Data to use ::
★ ★ ★
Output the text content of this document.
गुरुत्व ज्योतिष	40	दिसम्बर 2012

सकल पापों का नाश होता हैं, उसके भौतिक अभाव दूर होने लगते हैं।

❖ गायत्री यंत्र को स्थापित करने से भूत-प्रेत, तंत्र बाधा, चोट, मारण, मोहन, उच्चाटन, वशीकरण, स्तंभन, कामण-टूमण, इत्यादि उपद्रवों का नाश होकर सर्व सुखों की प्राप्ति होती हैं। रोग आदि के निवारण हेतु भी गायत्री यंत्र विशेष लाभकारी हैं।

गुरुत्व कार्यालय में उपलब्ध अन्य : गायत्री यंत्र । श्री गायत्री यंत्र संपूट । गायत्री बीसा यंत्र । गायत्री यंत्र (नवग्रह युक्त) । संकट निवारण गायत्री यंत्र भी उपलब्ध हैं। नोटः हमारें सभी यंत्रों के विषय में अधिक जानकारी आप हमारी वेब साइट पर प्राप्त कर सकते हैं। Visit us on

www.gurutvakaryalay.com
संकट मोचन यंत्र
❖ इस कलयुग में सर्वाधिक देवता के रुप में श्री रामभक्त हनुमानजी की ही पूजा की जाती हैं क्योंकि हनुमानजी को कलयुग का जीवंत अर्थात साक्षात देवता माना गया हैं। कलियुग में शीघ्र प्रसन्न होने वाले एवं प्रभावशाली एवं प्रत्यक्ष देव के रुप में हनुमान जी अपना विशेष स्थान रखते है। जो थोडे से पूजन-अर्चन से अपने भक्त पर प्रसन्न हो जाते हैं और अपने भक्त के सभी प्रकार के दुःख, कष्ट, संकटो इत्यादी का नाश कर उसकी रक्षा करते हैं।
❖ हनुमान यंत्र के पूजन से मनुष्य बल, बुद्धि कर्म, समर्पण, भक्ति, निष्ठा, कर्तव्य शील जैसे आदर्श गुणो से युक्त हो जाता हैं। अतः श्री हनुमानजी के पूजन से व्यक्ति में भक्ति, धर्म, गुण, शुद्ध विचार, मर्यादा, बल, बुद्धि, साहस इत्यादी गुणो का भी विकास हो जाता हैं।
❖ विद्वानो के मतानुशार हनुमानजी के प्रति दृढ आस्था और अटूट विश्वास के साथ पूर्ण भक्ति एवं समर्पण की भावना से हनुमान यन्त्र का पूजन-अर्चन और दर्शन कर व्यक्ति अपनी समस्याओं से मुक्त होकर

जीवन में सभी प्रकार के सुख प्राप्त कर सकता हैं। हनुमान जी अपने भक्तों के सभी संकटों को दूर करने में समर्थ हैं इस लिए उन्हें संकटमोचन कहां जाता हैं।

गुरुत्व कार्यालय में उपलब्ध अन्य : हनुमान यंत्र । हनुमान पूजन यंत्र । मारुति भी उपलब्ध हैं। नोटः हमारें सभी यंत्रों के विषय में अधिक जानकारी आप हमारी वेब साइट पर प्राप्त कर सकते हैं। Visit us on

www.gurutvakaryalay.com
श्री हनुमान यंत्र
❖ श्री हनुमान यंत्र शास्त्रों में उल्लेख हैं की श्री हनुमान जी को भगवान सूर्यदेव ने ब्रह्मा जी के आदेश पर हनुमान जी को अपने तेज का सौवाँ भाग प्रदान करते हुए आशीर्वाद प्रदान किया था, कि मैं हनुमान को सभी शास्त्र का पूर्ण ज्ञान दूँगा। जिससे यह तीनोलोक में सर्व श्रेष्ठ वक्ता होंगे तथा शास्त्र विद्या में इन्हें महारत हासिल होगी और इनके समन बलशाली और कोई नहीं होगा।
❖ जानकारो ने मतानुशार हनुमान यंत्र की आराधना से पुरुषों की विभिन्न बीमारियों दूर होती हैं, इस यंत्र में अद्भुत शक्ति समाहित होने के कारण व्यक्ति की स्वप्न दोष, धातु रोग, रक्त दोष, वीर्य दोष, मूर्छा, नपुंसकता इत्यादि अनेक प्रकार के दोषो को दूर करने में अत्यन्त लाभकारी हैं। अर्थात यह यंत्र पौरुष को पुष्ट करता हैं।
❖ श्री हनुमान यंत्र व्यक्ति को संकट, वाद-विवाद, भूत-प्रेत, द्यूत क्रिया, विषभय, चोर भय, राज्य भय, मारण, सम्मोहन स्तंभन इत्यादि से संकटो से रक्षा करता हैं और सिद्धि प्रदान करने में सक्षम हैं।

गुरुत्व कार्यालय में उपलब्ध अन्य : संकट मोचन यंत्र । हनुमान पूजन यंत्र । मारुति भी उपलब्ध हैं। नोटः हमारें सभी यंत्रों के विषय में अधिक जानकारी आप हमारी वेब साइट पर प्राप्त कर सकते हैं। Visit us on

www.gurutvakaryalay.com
★ ★ ★
Exercise goal :: Please restate the data word for word, every record included.

Solution below ::
Output the text content of this document.
गुरुत्व ज्योतिष	40	दिसम्बर 2012

सकल पापों का नाश होता हैं, उसके भौतिक अभाव दूर होने लगते हैं।

❖ गायत्री यंत्र को स्थापित करने से भूत-प्रेत, तंत्र बाधा, चोट, मारण, मोहन, उच्चाटन, वशीकरण, स्तंभन, कामण-टूमण, इत्यादि उपद्रवों का नाश होकर सर्व सुखों की प्राप्ति होती हैं। रोग आदि के निवारण हेतु भी गायत्री यंत्र विशेष लाभकारी हैं।

गुरुत्व कार्यालय में उपलब्ध अन्य : गायत्री यंत्र । श्री गायत्री यंत्र संपूट । गायत्री बीसा यंत्र । गायत्री यंत्र (नवग्रह युक्त) । संकट निवारण गायत्री यंत्र भी उपलब्ध हैं। नोटः हमारें सभी यंत्रों के विषय में अधिक जानकारी आप हमारी वेब साइट पर प्राप्त कर सकते हैं। Visit us on

www.gurutvakaryalay.com
संकट मोचन यंत्र
❖ इस कलयुग में सर्वाधिक देवता के रुप में श्री रामभक्त हनुमानजी की ही पूजा की जाती हैं क्योंकि हनुमानजी को कलयुग का जीवंत अर्थात साक्षात देवता माना गया हैं। कलियुग में शीघ्र प्रसन्न होने वाले एवं प्रभावशाली एवं प्रत्यक्ष देव के रुप में हनुमान जी अपना विशेष स्थान रखते है। जो थोडे से पूजन-अर्चन से अपने भक्त पर प्रसन्न हो जाते हैं और अपने भक्त के सभी प्रकार के दुःख, कष्ट, संकटो इत्यादी का नाश कर उसकी रक्षा करते हैं।
❖ हनुमान यंत्र के पूजन से मनुष्य बल, बुद्धि कर्म, समर्पण, भक्ति, निष्ठा, कर्तव्य शील जैसे आदर्श गुणो से युक्त हो जाता हैं। अतः श्री हनुमानजी के पूजन से व्यक्ति में भक्ति, धर्म, गुण, शुद्ध विचार, मर्यादा, बल, बुद्धि, साहस इत्यादी गुणो का भी विकास हो जाता हैं।
❖ विद्वानो के मतानुशार हनुमानजी के प्रति दृढ आस्था और अटूट विश्वास के साथ पूर्ण भक्ति एवं समर्पण की भावना से हनुमान यन्त्र का पूजन-अर्चन और दर्शन कर व्यक्ति अपनी समस्याओं से मुक्त होकर

जीवन में सभी प्रकार के सुख प्राप्त कर सकता हैं। हनुमान जी अपने भक्तों के सभी संकटों को दूर करने में समर्थ हैं इस लिए उन्हें संकटमोचन कहां जाता हैं।

गुरुत्व कार्यालय में उपलब्ध अन्य : हनुमान यंत्र । हनुमान पूजन यंत्र । मारुति भी उपलब्ध हैं। नोटः हमारें सभी यंत्रों के विषय में अधिक जानकारी आप हमारी वेब साइट पर प्राप्त कर सकते हैं। Visit us on

www.gurutvakaryalay.com
श्री हनुमान यंत्र
❖ श्री हनुमान यंत्र शास्त्रों में उल्लेख हैं की श्री हनुमान जी को भगवान सूर्यदेव ने ब्रह्मा जी के आदेश पर हनुमान जी को अपने तेज का सौवाँ भाग प्रदान करते हुए आशीर्वाद प्रदान किया था, कि मैं हनुमान को सभी शास्त्र का पूर्ण ज्ञान दूँगा। जिससे यह तीनोलोक में सर्व श्रेष्ठ वक्ता होंगे तथा शास्त्र विद्या में इन्हें महारत हासिल होगी और इनके समन बलशाली और कोई नहीं होगा।
❖ जानकारो ने मतानुशार हनुमान यंत्र की आराधना से पुरुषों की विभिन्न बीमारियों दूर होती हैं, इस यंत्र में अद्भुत शक्ति समाहित होने के कारण व्यक्ति की स्वप्न दोष, धातु रोग, रक्त दोष, वीर्य दोष, मूर्छा, नपुंसकता इत्यादि अनेक प्रकार के दोषो को दूर करने में अत्यन्त लाभकारी हैं। अर्थात यह यंत्र पौरुष को पुष्ट करता हैं।
❖ श्री हनुमान यंत्र व्यक्ति को संकट, वाद-विवाद, भूत-प्रेत, द्यूत क्रिया, विषभय, चोर भय, राज्य भय, मारण, सम्मोहन स्तंभन इत्यादि से संकटो से रक्षा करता हैं और सिद्धि प्रदान करने में सक्षम हैं।

गुरुत्व कार्यालय में उपलब्ध अन्य : संकट मोचन यंत्र । हनुमान पूजन यंत्र । मारुति भी उपलब्ध हैं। नोटः हमारें सभी यंत्रों के विषय में अधिक जानकारी आप हमारी वेब साइट पर प्राप्त कर सकते हैं। Visit us on

www.gurutvakaryalay.com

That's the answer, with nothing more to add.